REQUIRED WORK: Write the material out again, line by line, exactly as it is.

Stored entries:
[start]
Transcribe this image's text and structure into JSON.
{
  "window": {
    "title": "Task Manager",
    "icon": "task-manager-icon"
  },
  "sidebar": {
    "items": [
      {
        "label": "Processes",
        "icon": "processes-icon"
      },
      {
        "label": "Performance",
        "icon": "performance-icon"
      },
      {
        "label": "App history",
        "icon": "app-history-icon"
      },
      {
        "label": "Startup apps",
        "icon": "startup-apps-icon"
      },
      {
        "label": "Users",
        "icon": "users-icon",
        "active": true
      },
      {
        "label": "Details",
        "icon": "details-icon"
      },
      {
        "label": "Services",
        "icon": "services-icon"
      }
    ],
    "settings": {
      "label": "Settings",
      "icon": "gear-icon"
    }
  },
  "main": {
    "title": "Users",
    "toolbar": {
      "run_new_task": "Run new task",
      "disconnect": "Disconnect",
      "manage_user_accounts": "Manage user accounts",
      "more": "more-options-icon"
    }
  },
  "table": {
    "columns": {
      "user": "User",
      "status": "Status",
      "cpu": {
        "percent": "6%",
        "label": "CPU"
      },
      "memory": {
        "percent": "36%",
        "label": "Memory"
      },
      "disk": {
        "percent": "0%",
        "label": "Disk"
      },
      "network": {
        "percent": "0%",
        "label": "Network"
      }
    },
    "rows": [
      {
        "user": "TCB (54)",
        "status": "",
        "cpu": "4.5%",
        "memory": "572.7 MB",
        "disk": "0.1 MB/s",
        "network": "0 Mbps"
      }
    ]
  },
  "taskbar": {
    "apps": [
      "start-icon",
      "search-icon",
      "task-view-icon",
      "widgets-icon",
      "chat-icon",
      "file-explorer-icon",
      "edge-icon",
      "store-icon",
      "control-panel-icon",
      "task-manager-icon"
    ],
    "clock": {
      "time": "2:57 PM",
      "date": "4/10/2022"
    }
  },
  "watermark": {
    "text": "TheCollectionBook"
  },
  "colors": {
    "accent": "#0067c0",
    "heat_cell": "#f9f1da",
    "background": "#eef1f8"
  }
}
[end]
OUTPUT OF THE TASK:
Transcribe this image's text and structure into JSON.
{
  "window": {
    "title": "Task Manager",
    "icon": "task-manager-icon"
  },
  "sidebar": {
    "items": [
      {
        "label": "Processes",
        "icon": "processes-icon"
      },
      {
        "label": "Performance",
        "icon": "performance-icon"
      },
      {
        "label": "App history",
        "icon": "app-history-icon"
      },
      {
        "label": "Startup apps",
        "icon": "startup-apps-icon"
      },
      {
        "label": "Users",
        "icon": "users-icon",
        "active": true
      },
      {
        "label": "Details",
        "icon": "details-icon"
      },
      {
        "label": "Services",
        "icon": "services-icon"
      }
    ],
    "settings": {
      "label": "Settings",
      "icon": "gear-icon"
    }
  },
  "main": {
    "title": "Users",
    "toolbar": {
      "run_new_task": "Run new task",
      "disconnect": "Disconnect",
      "manage_user_accounts": "Manage user accounts",
      "more": "more-options-icon"
    }
  },
  "table": {
    "columns": {
      "user": "User",
      "status": "Status",
      "cpu": {
        "percent": "6%",
        "label": "CPU"
      },
      "memory": {
        "percent": "36%",
        "label": "Memory"
      },
      "disk": {
        "percent": "0%",
        "label": "Disk"
      },
      "network": {
        "percent": "0%",
        "label": "Network"
      }
    },
    "rows": [
      {
        "user": "TCB (54)",
        "status": "",
        "cpu": "4.5%",
        "memory": "572.7 MB",
        "disk": "0.1 MB/s",
        "network": "0 Mbps"
      }
    ]
  },
  "taskbar": {
    "apps": [
      "start-icon",
      "search-icon",
      "task-view-icon",
      "widgets-icon",
      "chat-icon",
      "file-explorer-icon",
      "edge-icon",
      "store-icon",
      "control-panel-icon",
      "task-manager-icon"
    ],
    "clock": {
      "time": "2:57 PM",
      "date": "4/10/2022"
    }
  },
  "watermark": {
    "text": "TheCollectionBook"
  },
  "colors": {
    "accent": "#0067c0",
    "heat_cell": "#f9f1da",
    "background": "#eef1f8"
  }
}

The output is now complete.